=== Data records ===

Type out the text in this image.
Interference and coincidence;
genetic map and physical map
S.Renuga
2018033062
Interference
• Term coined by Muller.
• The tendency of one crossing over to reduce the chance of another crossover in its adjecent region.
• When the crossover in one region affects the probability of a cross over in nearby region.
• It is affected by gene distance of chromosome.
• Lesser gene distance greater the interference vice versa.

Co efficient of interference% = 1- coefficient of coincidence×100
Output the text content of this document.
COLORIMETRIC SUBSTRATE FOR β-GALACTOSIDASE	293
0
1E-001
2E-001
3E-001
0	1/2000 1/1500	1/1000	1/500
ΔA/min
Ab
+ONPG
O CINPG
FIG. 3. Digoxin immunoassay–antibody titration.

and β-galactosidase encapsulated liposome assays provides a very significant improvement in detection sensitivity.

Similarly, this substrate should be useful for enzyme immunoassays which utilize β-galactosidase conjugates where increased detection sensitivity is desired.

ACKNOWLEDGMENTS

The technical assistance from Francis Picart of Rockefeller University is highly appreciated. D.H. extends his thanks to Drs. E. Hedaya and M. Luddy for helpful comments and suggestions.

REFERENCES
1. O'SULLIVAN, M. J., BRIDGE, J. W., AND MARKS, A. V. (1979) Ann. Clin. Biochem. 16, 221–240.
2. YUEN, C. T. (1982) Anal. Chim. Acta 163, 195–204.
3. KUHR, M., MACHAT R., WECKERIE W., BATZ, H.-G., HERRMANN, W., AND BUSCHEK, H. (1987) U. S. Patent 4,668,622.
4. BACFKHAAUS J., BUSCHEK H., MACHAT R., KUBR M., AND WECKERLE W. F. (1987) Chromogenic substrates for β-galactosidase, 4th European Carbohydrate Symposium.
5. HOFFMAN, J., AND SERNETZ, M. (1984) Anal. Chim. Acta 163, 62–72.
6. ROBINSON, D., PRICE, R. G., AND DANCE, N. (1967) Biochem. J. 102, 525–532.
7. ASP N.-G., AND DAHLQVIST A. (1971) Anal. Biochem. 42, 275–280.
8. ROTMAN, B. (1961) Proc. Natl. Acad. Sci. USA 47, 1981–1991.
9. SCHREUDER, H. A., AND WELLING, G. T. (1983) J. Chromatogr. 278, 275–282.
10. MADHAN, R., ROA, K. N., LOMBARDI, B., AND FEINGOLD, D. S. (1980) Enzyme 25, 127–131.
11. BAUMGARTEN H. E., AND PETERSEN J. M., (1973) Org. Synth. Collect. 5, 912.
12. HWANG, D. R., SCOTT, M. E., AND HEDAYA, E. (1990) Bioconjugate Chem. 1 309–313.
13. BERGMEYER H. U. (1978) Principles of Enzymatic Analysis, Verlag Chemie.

=== Exercise ===
The full set of entries should appear again, unchanged, line by line.

=== Answer below ===
Type out the text in this image.
Interference and coincidence;
genetic map and physical map
S.Renuga
2018033062
Interference
• Term coined by Muller.
• The tendency of one crossing over to reduce the chance of another crossover in its adjecent region.
• When the crossover in one region affects the probability of a cross over in nearby region.
• It is affected by gene distance of chromosome.
• Lesser gene distance greater the interference vice versa.

Co efficient of interference% = 1- coefficient of coincidence×100
Output the text content of this document.
COLORIMETRIC SUBSTRATE FOR β-GALACTOSIDASE	293
0
1E-001
2E-001
3E-001
0	1/2000 1/1500	1/1000	1/500
ΔA/min
Ab
+ONPG
O CINPG
FIG. 3. Digoxin immunoassay–antibody titration.

and β-galactosidase encapsulated liposome assays provides a very significant improvement in detection sensitivity.

Similarly, this substrate should be useful for enzyme immunoassays which utilize β-galactosidase conjugates where increased detection sensitivity is desired.

ACKNOWLEDGMENTS

The technical assistance from Francis Picart of Rockefeller University is highly appreciated. D.H. extends his thanks to Drs. E. Hedaya and M. Luddy for helpful comments and suggestions.

REFERENCES
1. O'SULLIVAN, M. J., BRIDGE, J. W., AND MARKS, A. V. (1979) Ann. Clin. Biochem. 16, 221–240.
2. YUEN, C. T. (1982) Anal. Chim. Acta 163, 195–204.
3. KUHR, M., MACHAT R., WECKERIE W., BATZ, H.-G., HERRMANN, W., AND BUSCHEK, H. (1987) U. S. Patent 4,668,622.
4. BACFKHAAUS J., BUSCHEK H., MACHAT R., KUBR M., AND WECKERLE W. F. (1987) Chromogenic substrates for β-galactosidase, 4th European Carbohydrate Symposium.
5. HOFFMAN, J., AND SERNETZ, M. (1984) Anal. Chim. Acta 163, 62–72.
6. ROBINSON, D., PRICE, R. G., AND DANCE, N. (1967) Biochem. J. 102, 525–532.
7. ASP N.-G., AND DAHLQVIST A. (1971) Anal. Biochem. 42, 275–280.
8. ROTMAN, B. (1961) Proc. Natl. Acad. Sci. USA 47, 1981–1991.
9. SCHREUDER, H. A., AND WELLING, G. T. (1983) J. Chromatogr. 278, 275–282.
10. MADHAN, R., ROA, K. N., LOMBARDI, B., AND FEINGOLD, D. S. (1980) Enzyme 25, 127–131.
11. BAUMGARTEN H. E., AND PETERSEN J. M., (1973) Org. Synth. Collect. 5, 912.
12. HWANG, D. R., SCOTT, M. E., AND HEDAYA, E. (1990) Bioconjugate Chem. 1 309–313.
13. BERGMEYER H. U. (1978) Principles of Enzymatic Analysis, Verlag Chemie.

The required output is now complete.